Given records
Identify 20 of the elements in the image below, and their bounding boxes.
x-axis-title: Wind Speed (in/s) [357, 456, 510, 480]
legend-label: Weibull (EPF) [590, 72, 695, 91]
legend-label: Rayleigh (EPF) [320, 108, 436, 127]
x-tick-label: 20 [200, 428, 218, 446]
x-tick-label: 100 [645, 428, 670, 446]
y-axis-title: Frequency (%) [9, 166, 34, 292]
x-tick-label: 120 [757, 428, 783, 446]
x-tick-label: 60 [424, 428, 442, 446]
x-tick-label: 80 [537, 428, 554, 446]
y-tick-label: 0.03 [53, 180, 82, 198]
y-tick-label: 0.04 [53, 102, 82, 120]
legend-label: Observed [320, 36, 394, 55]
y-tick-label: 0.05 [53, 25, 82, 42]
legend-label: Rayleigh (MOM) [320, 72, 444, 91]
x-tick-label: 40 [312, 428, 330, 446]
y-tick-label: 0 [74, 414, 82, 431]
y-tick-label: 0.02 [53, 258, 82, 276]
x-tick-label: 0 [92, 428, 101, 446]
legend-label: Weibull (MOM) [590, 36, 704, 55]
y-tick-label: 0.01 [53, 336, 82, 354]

What this task involves
Present every line of the items above as a numbered list, omitting any blank lines.

Correct answer
1. Identify 20 of the elements in the image below, and their bounding boxes.
2. x-axis-title: Wind Speed (in/s) [357, 456, 510, 480]
3. legend-label: Weibull (EPF) [590, 72, 695, 91]
4. legend-label: Rayleigh (EPF) [320, 108, 436, 127]
5. x-tick-label: 20 [200, 428, 218, 446]
6. x-tick-label: 100 [645, 428, 670, 446]
7. y-axis-title: Frequency (%) [9, 166, 34, 292]
8. x-tick-label: 120 [757, 428, 783, 446]
9. x-tick-label: 60 [424, 428, 442, 446]
10. x-tick-label: 80 [537, 428, 554, 446]
11. y-tick-label: 0.03 [53, 180, 82, 198]
12. y-tick-label: 0.04 [53, 102, 82, 120]
13. legend-label: Observed [320, 36, 394, 55]
14. y-tick-label: 0.05 [53, 25, 82, 42]
15. legend-label: Rayleigh (MOM) [320, 72, 444, 91]
16. x-tick-label: 40 [312, 428, 330, 446]
17. y-tick-label: 0 [74, 414, 82, 431]
18. y-tick-label: 0.02 [53, 258, 82, 276]
19. x-tick-label: 0 [92, 428, 101, 446]
20. legend-label: Weibull (MOM) [590, 36, 704, 55]
21. y-tick-label: 0.01 [53, 336, 82, 354]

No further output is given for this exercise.